● **Written instruction**: Print all of the entries exactly, minus the pictures.

___ The input

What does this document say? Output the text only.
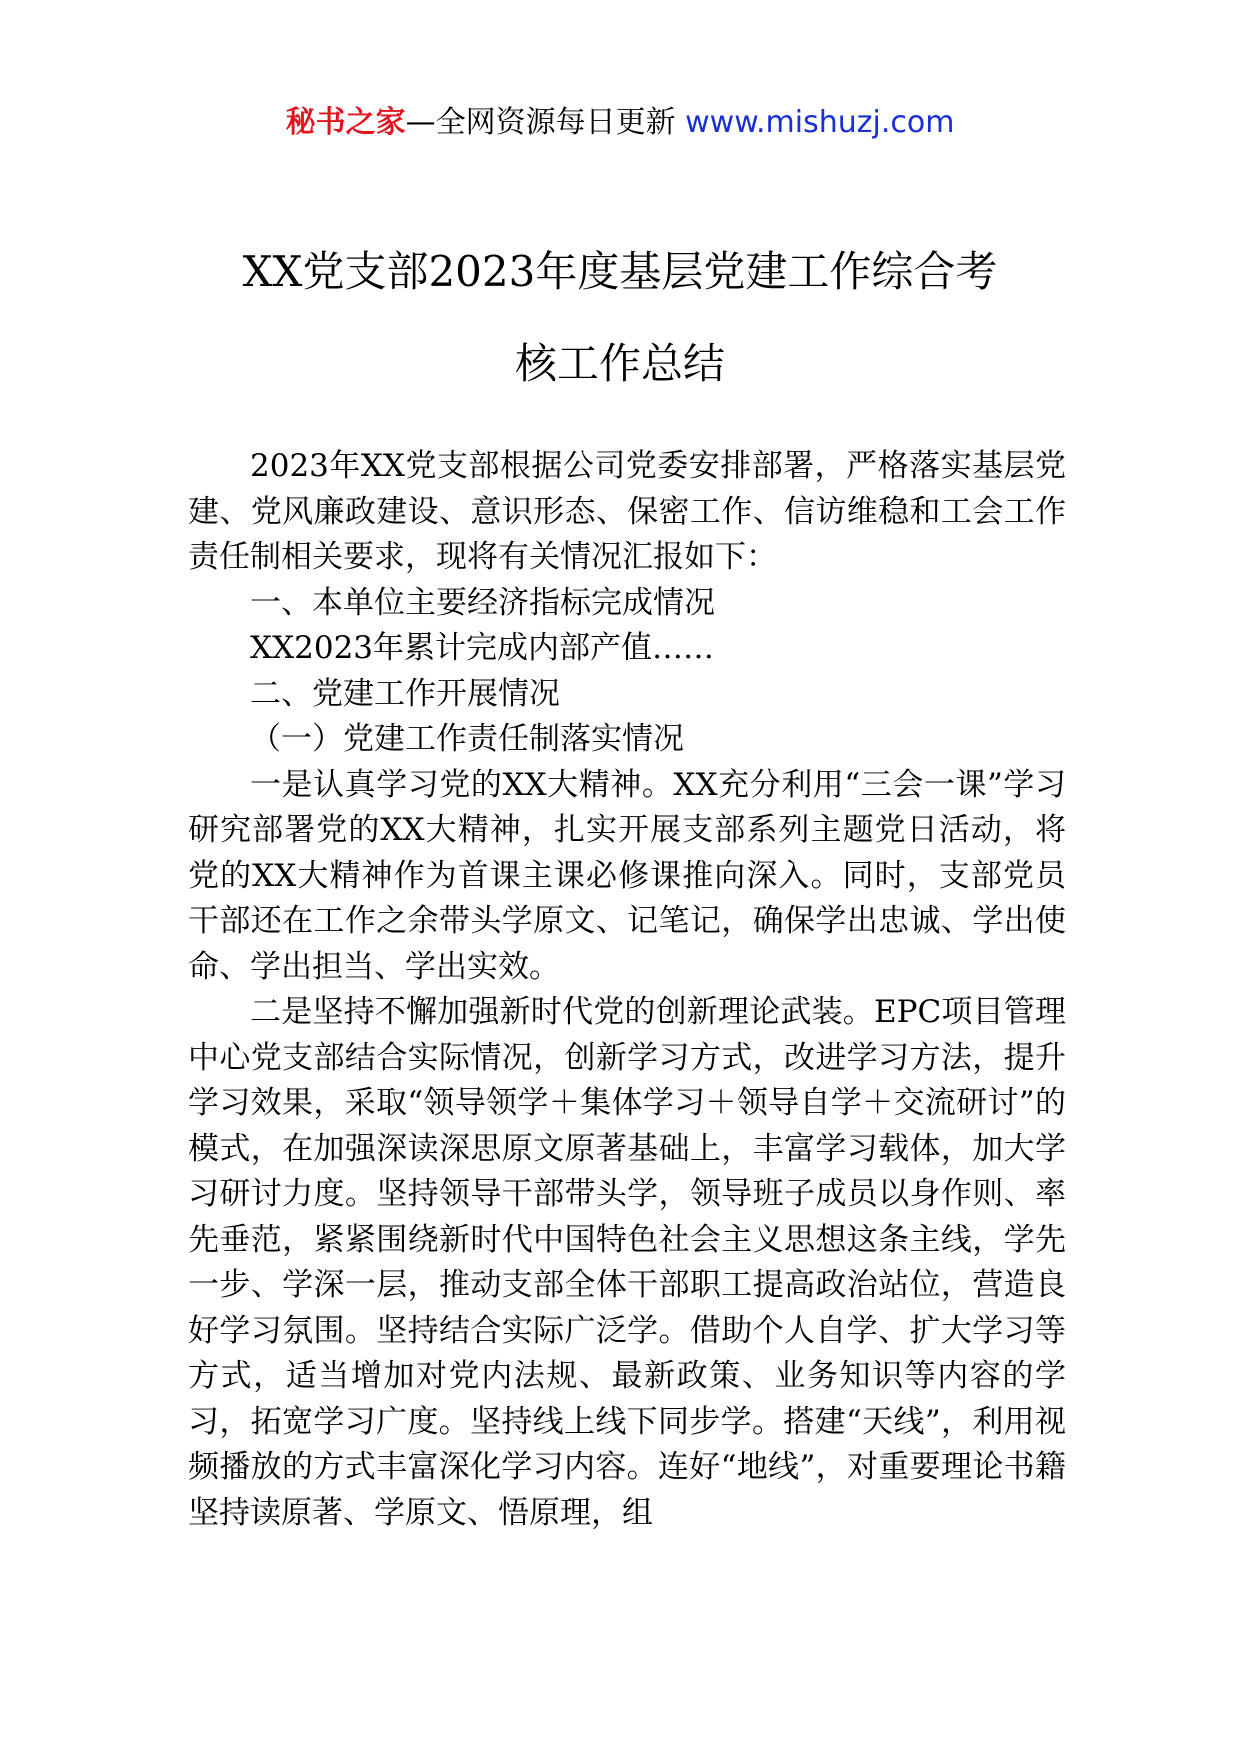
秘书之家—全网资源每日更新 www.mishuzj.com
XX党支部2023年度基层党建工作综合考
核工作总结

2023年XX党支部根据公司党委安排部署，严格落实基层党建、党风廉政建设、意识形态、保密工作、信访维稳和工会工作责任制相关要求，现将有关情况汇报如下：

一、本单位主要经济指标完成情况

XX2023年累计完成内部产值……

二、党建工作开展情况

（一）党建工作责任制落实情况

一是认真学习党的XX大精神。XX充分利用“三会一课”学习研究部署党的XX大精神，扎实开展支部系列主题党日活动，将党的XX大精神作为首课主课必修课推向深入。同时，支部党员干部还在工作之余带头学原文、记笔记，确保学出忠诚、学出使命、学出担当、学出实效。

二是坚持不懈加强新时代党的创新理论武装。EPC项目管理中心党支部结合实际情况，创新学习方式，改进学习方法，提升学习效果，采取“领导领学＋集体学习＋领导自学＋交流研讨”的模式，在加强深读深思原文原著基础上，丰富学习载体，加大学习研讨力度。坚持领导干部带头学，领导班子成员以身作则、率先垂范，紧紧围绕新时代中国特色社会主义思想这条主线，学先一步、学深一层，推动支部全体干部职工提高政治站位，营造良好学习氛围。坚持结合实际广泛学。借助个人自学、扩大学习等方式，适当增加对党内法规、最新政策、业务知识等内容的学习，拓宽学习广度。坚持线上线下同步学。搭建“天线”，利用视频播放的方式丰富深化学习内容。连好“地线”，对重要理论书籍坚持读原著、学原文、悟原理，组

______

● **The reply**:
What does this document say? Output the text only.
秘书之家—全网资源每日更新 www.mishuzj.com
XX党支部2023年度基层党建工作综合考
核工作总结

2023年XX党支部根据公司党委安排部署，严格落实基层党建、党风廉政建设、意识形态、保密工作、信访维稳和工会工作责任制相关要求，现将有关情况汇报如下：

一、本单位主要经济指标完成情况

XX2023年累计完成内部产值……

二、党建工作开展情况

（一）党建工作责任制落实情况

一是认真学习党的XX大精神。XX充分利用“三会一课”学习研究部署党的XX大精神，扎实开展支部系列主题党日活动，将党的XX大精神作为首课主课必修课推向深入。同时，支部党员干部还在工作之余带头学原文、记笔记，确保学出忠诚、学出使命、学出担当、学出实效。

二是坚持不懈加强新时代党的创新理论武装。EPC项目管理中心党支部结合实际情况，创新学习方式，改进学习方法，提升学习效果，采取“领导领学＋集体学习＋领导自学＋交流研讨”的模式，在加强深读深思原文原著基础上，丰富学习载体，加大学习研讨力度。坚持领导干部带头学，领导班子成员以身作则、率先垂范，紧紧围绕新时代中国特色社会主义思想这条主线，学先一步、学深一层，推动支部全体干部职工提高政治站位，营造良好学习氛围。坚持结合实际广泛学。借助个人自学、扩大学习等方式，适当增加对党内法规、最新政策、业务知识等内容的学习，拓宽学习广度。坚持线上线下同步学。搭建“天线”，利用视频播放的方式丰富深化学习内容。连好“地线”，对重要理论书籍坚持读原著、学原文、悟原理，组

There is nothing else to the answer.